STATED TASK
The entries below should be given again exactly, minus their pictures.

(Extracted data entries)
--

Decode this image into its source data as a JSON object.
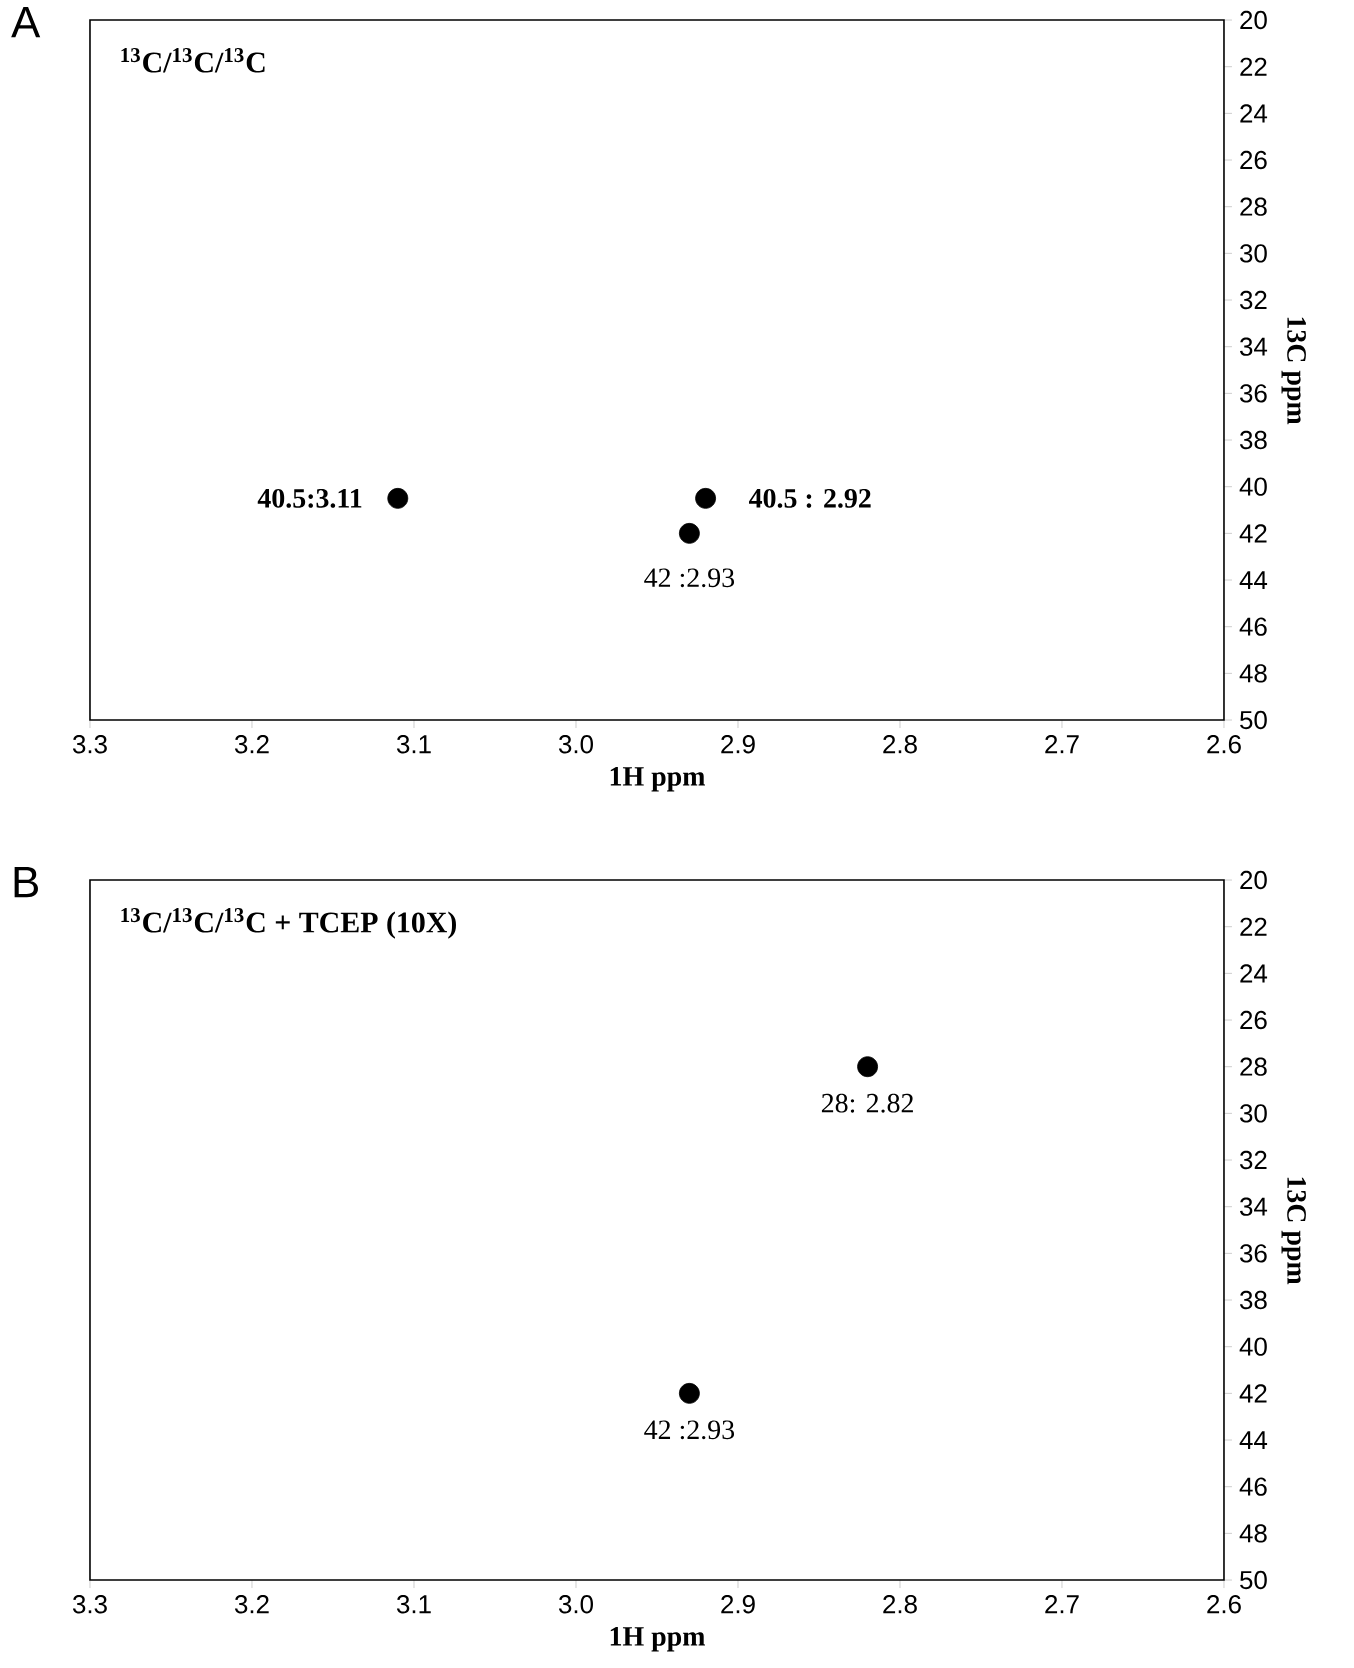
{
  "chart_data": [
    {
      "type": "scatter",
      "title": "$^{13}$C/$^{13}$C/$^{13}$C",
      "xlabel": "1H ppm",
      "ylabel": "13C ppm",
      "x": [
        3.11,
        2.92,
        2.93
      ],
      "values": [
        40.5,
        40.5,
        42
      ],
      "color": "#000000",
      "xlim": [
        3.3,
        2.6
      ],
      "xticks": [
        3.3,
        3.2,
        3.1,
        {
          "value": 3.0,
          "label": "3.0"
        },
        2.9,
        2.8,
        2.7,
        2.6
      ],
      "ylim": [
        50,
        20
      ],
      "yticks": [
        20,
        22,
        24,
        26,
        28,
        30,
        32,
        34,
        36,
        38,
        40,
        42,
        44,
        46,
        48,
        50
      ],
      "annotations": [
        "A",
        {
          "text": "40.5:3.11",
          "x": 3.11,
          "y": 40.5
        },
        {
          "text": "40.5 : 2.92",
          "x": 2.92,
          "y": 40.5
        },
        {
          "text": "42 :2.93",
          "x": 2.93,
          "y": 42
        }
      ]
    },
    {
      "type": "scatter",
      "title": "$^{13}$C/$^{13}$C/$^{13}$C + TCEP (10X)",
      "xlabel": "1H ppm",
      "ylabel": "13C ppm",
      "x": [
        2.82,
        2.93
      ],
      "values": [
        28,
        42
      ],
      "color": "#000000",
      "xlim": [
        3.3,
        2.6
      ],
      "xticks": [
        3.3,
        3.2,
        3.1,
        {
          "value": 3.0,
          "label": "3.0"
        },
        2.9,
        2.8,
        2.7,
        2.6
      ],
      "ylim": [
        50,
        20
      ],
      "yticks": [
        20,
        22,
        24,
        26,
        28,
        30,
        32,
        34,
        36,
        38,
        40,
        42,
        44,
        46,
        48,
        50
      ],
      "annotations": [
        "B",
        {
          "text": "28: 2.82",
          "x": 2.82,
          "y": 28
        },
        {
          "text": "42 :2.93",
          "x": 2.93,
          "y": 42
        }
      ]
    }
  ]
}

--

SOLUTION BELOW
Decode this image into its source data as a JSON object.
{
  "chart_data": [
    {
      "type": "scatter",
      "title": "$^{13}$C/$^{13}$C/$^{13}$C",
      "xlabel": "1H ppm",
      "ylabel": "13C ppm",
      "x": [
        3.11,
        2.92,
        2.93
      ],
      "values": [
        40.5,
        40.5,
        42
      ],
      "color": "#000000",
      "xlim": [
        3.3,
        2.6
      ],
      "xticks": [
        3.3,
        3.2,
        3.1,
        {
          "value": 3.0,
          "label": "3.0"
        },
        2.9,
        2.8,
        2.7,
        2.6
      ],
      "ylim": [
        50,
        20
      ],
      "yticks": [
        20,
        22,
        24,
        26,
        28,
        30,
        32,
        34,
        36,
        38,
        40,
        42,
        44,
        46,
        48,
        50
      ],
      "annotations": [
        "A",
        {
          "text": "40.5:3.11",
          "x": 3.11,
          "y": 40.5
        },
        {
          "text": "40.5 : 2.92",
          "x": 2.92,
          "y": 40.5
        },
        {
          "text": "42 :2.93",
          "x": 2.93,
          "y": 42
        }
      ]
    },
    {
      "type": "scatter",
      "title": "$^{13}$C/$^{13}$C/$^{13}$C + TCEP (10X)",
      "xlabel": "1H ppm",
      "ylabel": "13C ppm",
      "x": [
        2.82,
        2.93
      ],
      "values": [
        28,
        42
      ],
      "color": "#000000",
      "xlim": [
        3.3,
        2.6
      ],
      "xticks": [
        3.3,
        3.2,
        3.1,
        {
          "value": 3.0,
          "label": "3.0"
        },
        2.9,
        2.8,
        2.7,
        2.6
      ],
      "ylim": [
        50,
        20
      ],
      "yticks": [
        20,
        22,
        24,
        26,
        28,
        30,
        32,
        34,
        36,
        38,
        40,
        42,
        44,
        46,
        48,
        50
      ],
      "annotations": [
        "B",
        {
          "text": "28: 2.82",
          "x": 2.82,
          "y": 28
        },
        {
          "text": "42 :2.93",
          "x": 2.93,
          "y": 42
        }
      ]
    }
  ]
}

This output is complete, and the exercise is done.